Work to do: Each line below should be reproduced without any alteration.

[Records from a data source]
########################################

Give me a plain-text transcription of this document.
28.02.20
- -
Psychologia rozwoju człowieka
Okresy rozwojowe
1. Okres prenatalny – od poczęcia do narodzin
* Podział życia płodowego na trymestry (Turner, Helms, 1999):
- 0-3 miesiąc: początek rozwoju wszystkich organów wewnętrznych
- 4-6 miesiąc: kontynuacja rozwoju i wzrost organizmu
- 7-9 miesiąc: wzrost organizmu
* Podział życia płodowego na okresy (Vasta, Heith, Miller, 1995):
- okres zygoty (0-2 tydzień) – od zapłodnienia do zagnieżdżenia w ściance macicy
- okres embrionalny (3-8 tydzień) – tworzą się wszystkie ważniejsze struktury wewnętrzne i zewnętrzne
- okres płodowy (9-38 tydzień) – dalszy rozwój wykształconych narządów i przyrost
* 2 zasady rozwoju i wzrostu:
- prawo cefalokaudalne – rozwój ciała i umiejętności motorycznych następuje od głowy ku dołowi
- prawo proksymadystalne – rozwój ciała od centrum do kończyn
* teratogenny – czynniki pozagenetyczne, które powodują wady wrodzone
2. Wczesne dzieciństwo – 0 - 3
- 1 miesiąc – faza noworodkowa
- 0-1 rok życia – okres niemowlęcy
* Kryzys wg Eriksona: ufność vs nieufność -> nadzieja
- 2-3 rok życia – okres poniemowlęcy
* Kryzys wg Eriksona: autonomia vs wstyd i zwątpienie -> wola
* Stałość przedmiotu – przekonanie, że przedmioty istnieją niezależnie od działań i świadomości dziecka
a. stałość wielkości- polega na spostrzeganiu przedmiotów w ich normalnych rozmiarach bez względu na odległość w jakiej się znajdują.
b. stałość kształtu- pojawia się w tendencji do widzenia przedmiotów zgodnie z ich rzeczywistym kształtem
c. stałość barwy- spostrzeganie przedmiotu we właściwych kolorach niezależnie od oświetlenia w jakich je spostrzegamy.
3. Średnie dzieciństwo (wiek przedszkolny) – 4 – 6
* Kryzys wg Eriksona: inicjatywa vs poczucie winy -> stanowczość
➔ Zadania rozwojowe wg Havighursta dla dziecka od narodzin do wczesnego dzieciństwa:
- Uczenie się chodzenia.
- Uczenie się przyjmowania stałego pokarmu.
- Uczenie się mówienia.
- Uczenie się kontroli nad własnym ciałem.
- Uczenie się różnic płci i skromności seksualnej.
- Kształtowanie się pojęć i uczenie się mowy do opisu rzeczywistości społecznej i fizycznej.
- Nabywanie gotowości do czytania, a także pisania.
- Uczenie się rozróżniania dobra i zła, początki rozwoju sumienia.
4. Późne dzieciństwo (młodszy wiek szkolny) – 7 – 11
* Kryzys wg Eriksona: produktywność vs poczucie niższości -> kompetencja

########################################

Result below:
Give me a plain-text transcription of this document.
28.02.20
- -
Psychologia rozwoju człowieka
Okresy rozwojowe
1. Okres prenatalny – od poczęcia do narodzin
* Podział życia płodowego na trymestry (Turner, Helms, 1999):
- 0-3 miesiąc: początek rozwoju wszystkich organów wewnętrznych
- 4-6 miesiąc: kontynuacja rozwoju i wzrost organizmu
- 7-9 miesiąc: wzrost organizmu
* Podział życia płodowego na okresy (Vasta, Heith, Miller, 1995):
- okres zygoty (0-2 tydzień) – od zapłodnienia do zagnieżdżenia w ściance macicy
- okres embrionalny (3-8 tydzień) – tworzą się wszystkie ważniejsze struktury wewnętrzne i zewnętrzne
- okres płodowy (9-38 tydzień) – dalszy rozwój wykształconych narządów i przyrost
* 2 zasady rozwoju i wzrostu:
- prawo cefalokaudalne – rozwój ciała i umiejętności motorycznych następuje od głowy ku dołowi
- prawo proksymadystalne – rozwój ciała od centrum do kończyn
* teratogenny – czynniki pozagenetyczne, które powodują wady wrodzone
2. Wczesne dzieciństwo – 0 - 3
- 1 miesiąc – faza noworodkowa
- 0-1 rok życia – okres niemowlęcy
* Kryzys wg Eriksona: ufność vs nieufność -> nadzieja
- 2-3 rok życia – okres poniemowlęcy
* Kryzys wg Eriksona: autonomia vs wstyd i zwątpienie -> wola
* Stałość przedmiotu – przekonanie, że przedmioty istnieją niezależnie od działań i świadomości dziecka
a. stałość wielkości- polega na spostrzeganiu przedmiotów w ich normalnych rozmiarach bez względu na odległość w jakiej się znajdują.
b. stałość kształtu- pojawia się w tendencji do widzenia przedmiotów zgodnie z ich rzeczywistym kształtem
c. stałość barwy- spostrzeganie przedmiotu we właściwych kolorach niezależnie od oświetlenia w jakich je spostrzegamy.
3. Średnie dzieciństwo (wiek przedszkolny) – 4 – 6
* Kryzys wg Eriksona: inicjatywa vs poczucie winy -> stanowczość
➔ Zadania rozwojowe wg Havighursta dla dziecka od narodzin do wczesnego dzieciństwa:
- Uczenie się chodzenia.
- Uczenie się przyjmowania stałego pokarmu.
- Uczenie się mówienia.
- Uczenie się kontroli nad własnym ciałem.
- Uczenie się różnic płci i skromności seksualnej.
- Kształtowanie się pojęć i uczenie się mowy do opisu rzeczywistości społecznej i fizycznej.
- Nabywanie gotowości do czytania, a także pisania.
- Uczenie się rozróżniania dobra i zła, początki rozwoju sumienia.
4. Późne dzieciństwo (młodszy wiek szkolny) – 7 – 11
* Kryzys wg Eriksona: produktywność vs poczucie niższości -> kompetencja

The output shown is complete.